Instructions for the task — Return each line of the material verbatim.

— Start —

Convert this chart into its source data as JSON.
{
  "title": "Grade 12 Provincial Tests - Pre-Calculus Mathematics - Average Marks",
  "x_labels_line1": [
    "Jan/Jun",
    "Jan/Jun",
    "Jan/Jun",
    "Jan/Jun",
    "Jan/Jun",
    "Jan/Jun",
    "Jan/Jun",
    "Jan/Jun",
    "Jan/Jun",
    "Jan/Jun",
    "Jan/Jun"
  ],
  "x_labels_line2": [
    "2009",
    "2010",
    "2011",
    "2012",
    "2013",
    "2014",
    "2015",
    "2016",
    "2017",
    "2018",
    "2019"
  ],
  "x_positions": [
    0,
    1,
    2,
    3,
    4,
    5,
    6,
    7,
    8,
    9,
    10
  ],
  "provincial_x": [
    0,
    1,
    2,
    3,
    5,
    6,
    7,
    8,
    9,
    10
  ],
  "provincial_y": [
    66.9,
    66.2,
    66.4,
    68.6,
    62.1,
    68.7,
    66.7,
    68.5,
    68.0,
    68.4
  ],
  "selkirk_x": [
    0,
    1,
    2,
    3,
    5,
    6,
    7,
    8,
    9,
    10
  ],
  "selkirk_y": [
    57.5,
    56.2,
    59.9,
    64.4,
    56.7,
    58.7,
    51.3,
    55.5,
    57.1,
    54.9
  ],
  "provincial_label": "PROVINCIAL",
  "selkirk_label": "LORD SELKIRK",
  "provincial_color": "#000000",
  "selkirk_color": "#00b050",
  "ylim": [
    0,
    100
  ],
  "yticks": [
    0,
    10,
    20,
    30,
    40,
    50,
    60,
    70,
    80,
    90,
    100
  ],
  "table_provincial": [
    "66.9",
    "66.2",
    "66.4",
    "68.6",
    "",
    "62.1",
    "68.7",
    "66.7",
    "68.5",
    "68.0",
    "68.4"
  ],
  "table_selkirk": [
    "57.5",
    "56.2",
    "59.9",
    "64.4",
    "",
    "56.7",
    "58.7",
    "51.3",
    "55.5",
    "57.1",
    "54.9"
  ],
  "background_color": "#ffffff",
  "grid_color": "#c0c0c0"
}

— End —

Expected answer —
Convert this chart into its source data as JSON.
{
  "title": "Grade 12 Provincial Tests - Pre-Calculus Mathematics - Average Marks",
  "x_labels_line1": [
    "Jan/Jun",
    "Jan/Jun",
    "Jan/Jun",
    "Jan/Jun",
    "Jan/Jun",
    "Jan/Jun",
    "Jan/Jun",
    "Jan/Jun",
    "Jan/Jun",
    "Jan/Jun",
    "Jan/Jun"
  ],
  "x_labels_line2": [
    "2009",
    "2010",
    "2011",
    "2012",
    "2013",
    "2014",
    "2015",
    "2016",
    "2017",
    "2018",
    "2019"
  ],
  "x_positions": [
    0,
    1,
    2,
    3,
    4,
    5,
    6,
    7,
    8,
    9,
    10
  ],
  "provincial_x": [
    0,
    1,
    2,
    3,
    5,
    6,
    7,
    8,
    9,
    10
  ],
  "provincial_y": [
    66.9,
    66.2,
    66.4,
    68.6,
    62.1,
    68.7,
    66.7,
    68.5,
    68.0,
    68.4
  ],
  "selkirk_x": [
    0,
    1,
    2,
    3,
    5,
    6,
    7,
    8,
    9,
    10
  ],
  "selkirk_y": [
    57.5,
    56.2,
    59.9,
    64.4,
    56.7,
    58.7,
    51.3,
    55.5,
    57.1,
    54.9
  ],
  "provincial_label": "PROVINCIAL",
  "selkirk_label": "LORD SELKIRK",
  "provincial_color": "#000000",
  "selkirk_color": "#00b050",
  "ylim": [
    0,
    100
  ],
  "yticks": [
    0,
    10,
    20,
    30,
    40,
    50,
    60,
    70,
    80,
    90,
    100
  ],
  "table_provincial": [
    "66.9",
    "66.2",
    "66.4",
    "68.6",
    "",
    "62.1",
    "68.7",
    "66.7",
    "68.5",
    "68.0",
    "68.4"
  ],
  "table_selkirk": [
    "57.5",
    "56.2",
    "59.9",
    "64.4",
    "",
    "56.7",
    "58.7",
    "51.3",
    "55.5",
    "57.1",
    "54.9"
  ],
  "background_color": "#ffffff",
  "grid_color": "#c0c0c0"
}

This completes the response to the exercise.